# [Input rows]
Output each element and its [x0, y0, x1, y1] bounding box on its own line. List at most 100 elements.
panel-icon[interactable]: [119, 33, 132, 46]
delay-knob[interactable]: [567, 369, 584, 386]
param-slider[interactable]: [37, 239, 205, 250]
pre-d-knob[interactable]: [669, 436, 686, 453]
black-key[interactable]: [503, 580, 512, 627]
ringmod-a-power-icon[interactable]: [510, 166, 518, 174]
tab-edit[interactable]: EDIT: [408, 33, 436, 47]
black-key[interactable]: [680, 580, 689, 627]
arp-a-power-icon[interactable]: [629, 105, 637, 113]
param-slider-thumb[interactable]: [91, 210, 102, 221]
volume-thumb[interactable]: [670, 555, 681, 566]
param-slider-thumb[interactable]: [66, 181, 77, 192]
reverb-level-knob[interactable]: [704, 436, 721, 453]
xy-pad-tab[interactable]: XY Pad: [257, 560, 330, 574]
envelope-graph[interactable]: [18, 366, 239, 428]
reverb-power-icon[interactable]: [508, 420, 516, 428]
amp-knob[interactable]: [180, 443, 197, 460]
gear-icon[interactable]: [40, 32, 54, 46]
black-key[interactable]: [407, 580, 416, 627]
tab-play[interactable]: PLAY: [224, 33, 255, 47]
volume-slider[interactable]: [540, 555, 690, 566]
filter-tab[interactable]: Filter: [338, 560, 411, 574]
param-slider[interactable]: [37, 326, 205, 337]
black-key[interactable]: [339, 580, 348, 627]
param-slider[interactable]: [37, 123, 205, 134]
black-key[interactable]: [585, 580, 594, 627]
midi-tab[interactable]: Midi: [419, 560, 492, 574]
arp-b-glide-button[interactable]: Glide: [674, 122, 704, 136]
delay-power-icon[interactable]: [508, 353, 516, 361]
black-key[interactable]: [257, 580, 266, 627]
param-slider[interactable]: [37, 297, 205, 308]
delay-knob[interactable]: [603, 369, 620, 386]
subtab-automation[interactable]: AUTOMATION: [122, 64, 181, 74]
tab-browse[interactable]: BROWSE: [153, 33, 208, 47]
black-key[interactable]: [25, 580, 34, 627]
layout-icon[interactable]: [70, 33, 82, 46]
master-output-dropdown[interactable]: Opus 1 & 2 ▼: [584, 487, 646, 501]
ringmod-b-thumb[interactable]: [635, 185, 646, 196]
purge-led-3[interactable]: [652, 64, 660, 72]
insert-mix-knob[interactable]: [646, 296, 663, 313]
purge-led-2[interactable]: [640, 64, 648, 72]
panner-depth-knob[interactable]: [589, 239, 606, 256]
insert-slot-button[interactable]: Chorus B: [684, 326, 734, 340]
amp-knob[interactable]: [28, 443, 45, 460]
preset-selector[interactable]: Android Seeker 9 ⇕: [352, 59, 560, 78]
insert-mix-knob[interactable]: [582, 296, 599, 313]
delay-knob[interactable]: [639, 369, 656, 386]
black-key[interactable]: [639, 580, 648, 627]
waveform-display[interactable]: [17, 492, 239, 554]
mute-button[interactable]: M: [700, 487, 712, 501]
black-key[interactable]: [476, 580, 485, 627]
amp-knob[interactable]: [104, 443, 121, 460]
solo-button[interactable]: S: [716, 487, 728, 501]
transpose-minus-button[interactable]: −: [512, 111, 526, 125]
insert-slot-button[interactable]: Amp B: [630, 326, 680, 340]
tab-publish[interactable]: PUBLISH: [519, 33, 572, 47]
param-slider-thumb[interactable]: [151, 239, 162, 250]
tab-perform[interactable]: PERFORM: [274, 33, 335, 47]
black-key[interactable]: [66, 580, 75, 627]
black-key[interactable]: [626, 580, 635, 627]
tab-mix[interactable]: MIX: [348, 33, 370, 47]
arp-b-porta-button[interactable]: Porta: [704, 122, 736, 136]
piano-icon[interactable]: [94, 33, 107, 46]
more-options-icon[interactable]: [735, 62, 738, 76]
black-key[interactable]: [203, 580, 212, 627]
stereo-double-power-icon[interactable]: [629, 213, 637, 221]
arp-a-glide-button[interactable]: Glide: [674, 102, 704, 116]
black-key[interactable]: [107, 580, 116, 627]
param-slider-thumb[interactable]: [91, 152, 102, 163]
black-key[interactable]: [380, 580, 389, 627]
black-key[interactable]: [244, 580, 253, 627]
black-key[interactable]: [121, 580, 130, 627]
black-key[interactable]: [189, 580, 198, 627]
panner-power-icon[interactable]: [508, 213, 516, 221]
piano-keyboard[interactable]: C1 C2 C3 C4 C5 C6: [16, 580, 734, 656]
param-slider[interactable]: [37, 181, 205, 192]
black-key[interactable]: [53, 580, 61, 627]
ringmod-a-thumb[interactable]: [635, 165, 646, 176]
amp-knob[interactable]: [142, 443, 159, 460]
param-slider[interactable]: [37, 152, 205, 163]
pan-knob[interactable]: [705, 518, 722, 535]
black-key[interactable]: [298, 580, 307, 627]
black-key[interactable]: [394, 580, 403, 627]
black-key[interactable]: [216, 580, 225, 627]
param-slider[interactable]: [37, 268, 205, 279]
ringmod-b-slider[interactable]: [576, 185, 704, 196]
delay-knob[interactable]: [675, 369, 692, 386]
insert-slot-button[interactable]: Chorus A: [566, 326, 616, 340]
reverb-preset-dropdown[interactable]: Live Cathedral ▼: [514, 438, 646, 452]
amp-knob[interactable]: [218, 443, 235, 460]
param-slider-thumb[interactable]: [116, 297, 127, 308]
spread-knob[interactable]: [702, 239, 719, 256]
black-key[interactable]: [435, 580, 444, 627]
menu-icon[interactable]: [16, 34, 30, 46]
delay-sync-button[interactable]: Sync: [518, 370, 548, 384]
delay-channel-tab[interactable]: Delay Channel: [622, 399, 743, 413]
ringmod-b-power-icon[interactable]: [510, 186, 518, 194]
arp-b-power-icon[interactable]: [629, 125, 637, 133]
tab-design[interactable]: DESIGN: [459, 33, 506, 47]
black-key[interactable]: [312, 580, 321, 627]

# [Exercise aim]
Reproduce all of the rows above verbatim, one line per row.

# [Response to the task]
Output each element and its [x0, y0, x1, y1] bounding box on its own line. List at most 100 elements.
panel-icon[interactable]: [119, 33, 132, 46]
delay-knob[interactable]: [567, 369, 584, 386]
param-slider[interactable]: [37, 239, 205, 250]
pre-d-knob[interactable]: [669, 436, 686, 453]
black-key[interactable]: [503, 580, 512, 627]
ringmod-a-power-icon[interactable]: [510, 166, 518, 174]
tab-edit[interactable]: EDIT: [408, 33, 436, 47]
black-key[interactable]: [680, 580, 689, 627]
arp-a-power-icon[interactable]: [629, 105, 637, 113]
param-slider-thumb[interactable]: [91, 210, 102, 221]
volume-thumb[interactable]: [670, 555, 681, 566]
param-slider-thumb[interactable]: [66, 181, 77, 192]
reverb-level-knob[interactable]: [704, 436, 721, 453]
xy-pad-tab[interactable]: XY Pad: [257, 560, 330, 574]
envelope-graph[interactable]: [18, 366, 239, 428]
reverb-power-icon[interactable]: [508, 420, 516, 428]
amp-knob[interactable]: [180, 443, 197, 460]
gear-icon[interactable]: [40, 32, 54, 46]
black-key[interactable]: [407, 580, 416, 627]
tab-play[interactable]: PLAY: [224, 33, 255, 47]
volume-slider[interactable]: [540, 555, 690, 566]
filter-tab[interactable]: Filter: [338, 560, 411, 574]
param-slider[interactable]: [37, 326, 205, 337]
black-key[interactable]: [339, 580, 348, 627]
param-slider[interactable]: [37, 123, 205, 134]
black-key[interactable]: [585, 580, 594, 627]
midi-tab[interactable]: Midi: [419, 560, 492, 574]
arp-b-glide-button[interactable]: Glide: [674, 122, 704, 136]
delay-power-icon[interactable]: [508, 353, 516, 361]
black-key[interactable]: [257, 580, 266, 627]
param-slider[interactable]: [37, 297, 205, 308]
delay-knob[interactable]: [603, 369, 620, 386]
subtab-automation[interactable]: AUTOMATION: [122, 64, 181, 74]
tab-browse[interactable]: BROWSE: [153, 33, 208, 47]
black-key[interactable]: [25, 580, 34, 627]
layout-icon[interactable]: [70, 33, 82, 46]
master-output-dropdown[interactable]: Opus 1 & 2 ▼: [584, 487, 646, 501]
ringmod-b-thumb[interactable]: [635, 185, 646, 196]
purge-led-3[interactable]: [652, 64, 660, 72]
insert-mix-knob[interactable]: [646, 296, 663, 313]
purge-led-2[interactable]: [640, 64, 648, 72]
panner-depth-knob[interactable]: [589, 239, 606, 256]
insert-slot-button[interactable]: Chorus B: [684, 326, 734, 340]
amp-knob[interactable]: [28, 443, 45, 460]
preset-selector[interactable]: Android Seeker 9 ⇕: [352, 59, 560, 78]
insert-mix-knob[interactable]: [582, 296, 599, 313]
delay-knob[interactable]: [639, 369, 656, 386]
black-key[interactable]: [639, 580, 648, 627]
waveform-display[interactable]: [17, 492, 239, 554]
mute-button[interactable]: M: [700, 487, 712, 501]
black-key[interactable]: [476, 580, 485, 627]
amp-knob[interactable]: [104, 443, 121, 460]
solo-button[interactable]: S: [716, 487, 728, 501]
transpose-minus-button[interactable]: −: [512, 111, 526, 125]
insert-slot-button[interactable]: Amp B: [630, 326, 680, 340]
tab-publish[interactable]: PUBLISH: [519, 33, 572, 47]
param-slider-thumb[interactable]: [151, 239, 162, 250]
tab-perform[interactable]: PERFORM: [274, 33, 335, 47]
black-key[interactable]: [66, 580, 75, 627]
black-key[interactable]: [626, 580, 635, 627]
tab-mix[interactable]: MIX: [348, 33, 370, 47]
arp-b-porta-button[interactable]: Porta: [704, 122, 736, 136]
piano-icon[interactable]: [94, 33, 107, 46]
more-options-icon[interactable]: [735, 62, 738, 76]
black-key[interactable]: [203, 580, 212, 627]
stereo-double-power-icon[interactable]: [629, 213, 637, 221]
arp-a-glide-button[interactable]: Glide: [674, 102, 704, 116]
black-key[interactable]: [107, 580, 116, 627]
param-slider-thumb[interactable]: [91, 152, 102, 163]
black-key[interactable]: [380, 580, 389, 627]
black-key[interactable]: [244, 580, 253, 627]
black-key[interactable]: [121, 580, 130, 627]
black-key[interactable]: [189, 580, 198, 627]
panner-power-icon[interactable]: [508, 213, 516, 221]
piano-keyboard[interactable]: C1 C2 C3 C4 C5 C6: [16, 580, 734, 656]
param-slider[interactable]: [37, 181, 205, 192]
black-key[interactable]: [53, 580, 61, 627]
ringmod-a-thumb[interactable]: [635, 165, 646, 176]
amp-knob[interactable]: [142, 443, 159, 460]
param-slider[interactable]: [37, 152, 205, 163]
pan-knob[interactable]: [705, 518, 722, 535]
black-key[interactable]: [298, 580, 307, 627]
black-key[interactable]: [394, 580, 403, 627]
black-key[interactable]: [216, 580, 225, 627]
param-slider[interactable]: [37, 268, 205, 279]
ringmod-b-slider[interactable]: [576, 185, 704, 196]
delay-knob[interactable]: [675, 369, 692, 386]
insert-slot-button[interactable]: Chorus A: [566, 326, 616, 340]
reverb-preset-dropdown[interactable]: Live Cathedral ▼: [514, 438, 646, 452]
amp-knob[interactable]: [218, 443, 235, 460]
param-slider-thumb[interactable]: [116, 297, 127, 308]
spread-knob[interactable]: [702, 239, 719, 256]
black-key[interactable]: [435, 580, 444, 627]
menu-icon[interactable]: [16, 34, 30, 46]
delay-sync-button[interactable]: Sync: [518, 370, 548, 384]
delay-channel-tab[interactable]: Delay Channel: [622, 399, 743, 413]
ringmod-b-power-icon[interactable]: [510, 186, 518, 194]
arp-b-power-icon[interactable]: [629, 125, 637, 133]
tab-design[interactable]: DESIGN: [459, 33, 506, 47]
black-key[interactable]: [312, 580, 321, 627]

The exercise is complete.